→ **TASK PROMPT**
Identify the line that contains "Read all visible content and emit it as JSON." in the material. Output it and every line after it, unchanged, through the end.

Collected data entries
** start **

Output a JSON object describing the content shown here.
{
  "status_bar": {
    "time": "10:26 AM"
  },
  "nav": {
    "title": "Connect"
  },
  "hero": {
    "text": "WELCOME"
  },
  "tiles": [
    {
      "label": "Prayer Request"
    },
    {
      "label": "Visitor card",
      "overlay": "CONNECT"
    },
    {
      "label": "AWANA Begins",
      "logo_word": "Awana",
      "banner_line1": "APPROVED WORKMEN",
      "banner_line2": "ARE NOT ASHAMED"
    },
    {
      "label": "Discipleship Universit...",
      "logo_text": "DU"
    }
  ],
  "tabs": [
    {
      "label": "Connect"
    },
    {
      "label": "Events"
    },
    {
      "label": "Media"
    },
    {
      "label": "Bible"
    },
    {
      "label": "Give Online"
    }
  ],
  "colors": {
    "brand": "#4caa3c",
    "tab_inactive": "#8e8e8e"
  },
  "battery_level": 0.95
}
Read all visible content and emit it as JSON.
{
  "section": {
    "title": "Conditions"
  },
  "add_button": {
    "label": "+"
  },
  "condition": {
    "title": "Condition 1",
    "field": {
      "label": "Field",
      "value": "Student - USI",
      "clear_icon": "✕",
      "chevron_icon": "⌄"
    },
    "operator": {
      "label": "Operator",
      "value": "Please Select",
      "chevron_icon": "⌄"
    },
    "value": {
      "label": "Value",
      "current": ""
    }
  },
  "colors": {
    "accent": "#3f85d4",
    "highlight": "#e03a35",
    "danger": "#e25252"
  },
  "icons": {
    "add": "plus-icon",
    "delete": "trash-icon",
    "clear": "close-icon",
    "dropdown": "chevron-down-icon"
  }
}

** end **

→ **EXERCISE RESPONSE**
Read all visible content and emit it as JSON.
{
  "section": {
    "title": "Conditions"
  },
  "add_button": {
    "label": "+"
  },
  "condition": {
    "title": "Condition 1",
    "field": {
      "label": "Field",
      "value": "Student - USI",
      "clear_icon": "✕",
      "chevron_icon": "⌄"
    },
    "operator": {
      "label": "Operator",
      "value": "Please Select",
      "chevron_icon": "⌄"
    },
    "value": {
      "label": "Value",
      "current": ""
    }
  },
  "colors": {
    "accent": "#3f85d4",
    "highlight": "#e03a35",
    "danger": "#e25252"
  },
  "icons": {
    "add": "plus-icon",
    "delete": "trash-icon",
    "clear": "close-icon",
    "dropdown": "chevron-down-icon"
  }
}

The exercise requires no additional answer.